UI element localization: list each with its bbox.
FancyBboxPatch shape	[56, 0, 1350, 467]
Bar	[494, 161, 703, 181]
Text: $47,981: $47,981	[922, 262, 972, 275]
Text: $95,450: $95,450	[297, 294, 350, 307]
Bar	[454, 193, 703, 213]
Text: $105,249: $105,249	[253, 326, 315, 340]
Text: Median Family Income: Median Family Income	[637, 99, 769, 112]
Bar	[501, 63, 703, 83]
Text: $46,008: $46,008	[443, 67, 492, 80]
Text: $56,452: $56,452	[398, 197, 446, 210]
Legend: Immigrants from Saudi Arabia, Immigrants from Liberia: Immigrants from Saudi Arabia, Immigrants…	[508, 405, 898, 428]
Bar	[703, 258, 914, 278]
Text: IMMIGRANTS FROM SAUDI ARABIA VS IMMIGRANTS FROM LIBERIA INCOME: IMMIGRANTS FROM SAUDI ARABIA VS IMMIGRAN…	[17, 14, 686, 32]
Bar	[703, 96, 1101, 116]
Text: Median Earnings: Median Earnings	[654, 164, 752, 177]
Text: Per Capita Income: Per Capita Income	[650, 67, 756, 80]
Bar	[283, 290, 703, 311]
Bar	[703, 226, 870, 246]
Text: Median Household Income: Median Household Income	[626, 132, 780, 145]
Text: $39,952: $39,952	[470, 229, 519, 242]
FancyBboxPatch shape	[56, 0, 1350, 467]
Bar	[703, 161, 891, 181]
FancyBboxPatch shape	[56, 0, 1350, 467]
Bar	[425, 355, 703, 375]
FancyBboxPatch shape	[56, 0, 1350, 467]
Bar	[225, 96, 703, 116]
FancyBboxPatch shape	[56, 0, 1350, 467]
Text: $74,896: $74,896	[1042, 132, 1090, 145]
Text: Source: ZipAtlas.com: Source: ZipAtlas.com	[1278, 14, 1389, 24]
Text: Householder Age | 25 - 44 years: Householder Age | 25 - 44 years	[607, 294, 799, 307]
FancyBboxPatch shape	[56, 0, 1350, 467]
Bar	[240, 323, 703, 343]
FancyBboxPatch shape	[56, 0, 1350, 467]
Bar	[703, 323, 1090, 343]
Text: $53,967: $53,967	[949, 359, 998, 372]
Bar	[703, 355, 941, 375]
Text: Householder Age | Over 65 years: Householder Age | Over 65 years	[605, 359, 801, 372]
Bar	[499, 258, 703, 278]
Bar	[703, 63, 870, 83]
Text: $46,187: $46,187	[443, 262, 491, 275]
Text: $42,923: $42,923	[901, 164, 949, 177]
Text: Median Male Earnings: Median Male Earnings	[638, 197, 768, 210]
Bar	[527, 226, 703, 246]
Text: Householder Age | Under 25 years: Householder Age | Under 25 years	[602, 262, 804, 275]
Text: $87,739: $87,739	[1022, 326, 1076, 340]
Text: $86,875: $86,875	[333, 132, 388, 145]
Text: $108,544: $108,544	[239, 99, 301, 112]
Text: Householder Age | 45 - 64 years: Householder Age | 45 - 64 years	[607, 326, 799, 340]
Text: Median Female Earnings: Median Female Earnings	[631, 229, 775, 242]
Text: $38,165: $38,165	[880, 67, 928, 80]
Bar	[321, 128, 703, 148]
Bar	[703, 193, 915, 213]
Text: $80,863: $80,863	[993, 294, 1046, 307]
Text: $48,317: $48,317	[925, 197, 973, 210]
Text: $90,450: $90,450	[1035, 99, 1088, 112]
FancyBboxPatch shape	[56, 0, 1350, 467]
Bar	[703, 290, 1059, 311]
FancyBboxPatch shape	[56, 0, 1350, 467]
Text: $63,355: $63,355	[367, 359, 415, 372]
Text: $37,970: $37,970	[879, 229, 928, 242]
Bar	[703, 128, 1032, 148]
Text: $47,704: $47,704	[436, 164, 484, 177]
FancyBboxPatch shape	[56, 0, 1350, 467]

---------------

(Brief): Copy out every line of the records above word for word, with nothing changed.

(Answer to the problem):
UI element localization: list each with its bbox.
FancyBboxPatch shape	[56, 0, 1350, 467]
Bar	[494, 161, 703, 181]
Text: $47,981: $47,981	[922, 262, 972, 275]
Text: $95,450: $95,450	[297, 294, 350, 307]
Bar	[454, 193, 703, 213]
Text: $105,249: $105,249	[253, 326, 315, 340]
Text: Median Family Income: Median Family Income	[637, 99, 769, 112]
Bar	[501, 63, 703, 83]
Text: $46,008: $46,008	[443, 67, 492, 80]
Text: $56,452: $56,452	[398, 197, 446, 210]
Legend: Immigrants from Saudi Arabia, Immigrants from Liberia: Immigrants from Saudi Arabia, Immigrants…	[508, 405, 898, 428]
Bar	[703, 258, 914, 278]
Text: IMMIGRANTS FROM SAUDI ARABIA VS IMMIGRANTS FROM LIBERIA INCOME: IMMIGRANTS FROM SAUDI ARABIA VS IMMIGRAN…	[17, 14, 686, 32]
Bar	[703, 96, 1101, 116]
Text: Median Earnings: Median Earnings	[654, 164, 752, 177]
Text: Per Capita Income: Per Capita Income	[650, 67, 756, 80]
Bar	[283, 290, 703, 311]
Bar	[703, 226, 870, 246]
Text: Median Household Income: Median Household Income	[626, 132, 780, 145]
Text: $39,952: $39,952	[470, 229, 519, 242]
FancyBboxPatch shape	[56, 0, 1350, 467]
Bar	[703, 161, 891, 181]
FancyBboxPatch shape	[56, 0, 1350, 467]
Bar	[425, 355, 703, 375]
FancyBboxPatch shape	[56, 0, 1350, 467]
Bar	[225, 96, 703, 116]
FancyBboxPatch shape	[56, 0, 1350, 467]
Text: $74,896: $74,896	[1042, 132, 1090, 145]
Text: Source: ZipAtlas.com: Source: ZipAtlas.com	[1278, 14, 1389, 24]
Text: Householder Age | 25 - 44 years: Householder Age | 25 - 44 years	[607, 294, 799, 307]
FancyBboxPatch shape	[56, 0, 1350, 467]
Bar	[240, 323, 703, 343]
FancyBboxPatch shape	[56, 0, 1350, 467]
Bar	[703, 323, 1090, 343]
Text: $53,967: $53,967	[949, 359, 998, 372]
Bar	[703, 355, 941, 375]
Text: Householder Age | Over 65 years: Householder Age | Over 65 years	[605, 359, 801, 372]
Bar	[499, 258, 703, 278]
Bar	[703, 63, 870, 83]
Text: $46,187: $46,187	[443, 262, 491, 275]
Text: $42,923: $42,923	[901, 164, 949, 177]
Text: Median Male Earnings: Median Male Earnings	[638, 197, 768, 210]
Bar	[527, 226, 703, 246]
Text: Householder Age | Under 25 years: Householder Age | Under 25 years	[602, 262, 804, 275]
Text: $87,739: $87,739	[1022, 326, 1076, 340]
Text: $86,875: $86,875	[333, 132, 388, 145]
Text: $108,544: $108,544	[239, 99, 301, 112]
Text: Householder Age | 45 - 64 years: Householder Age | 45 - 64 years	[607, 326, 799, 340]
Text: Median Female Earnings: Median Female Earnings	[631, 229, 775, 242]
Text: $38,165: $38,165	[880, 67, 928, 80]
Bar	[321, 128, 703, 148]
Bar	[703, 193, 915, 213]
Text: $80,863: $80,863	[993, 294, 1046, 307]
Text: $48,317: $48,317	[925, 197, 973, 210]
Text: $90,450: $90,450	[1035, 99, 1088, 112]
FancyBboxPatch shape	[56, 0, 1350, 467]
Bar	[703, 290, 1059, 311]
FancyBboxPatch shape	[56, 0, 1350, 467]
Text: $63,355: $63,355	[367, 359, 415, 372]
Text: $37,970: $37,970	[879, 229, 928, 242]
Bar	[703, 128, 1032, 148]
Text: $47,704: $47,704	[436, 164, 484, 177]
FancyBboxPatch shape	[56, 0, 1350, 467]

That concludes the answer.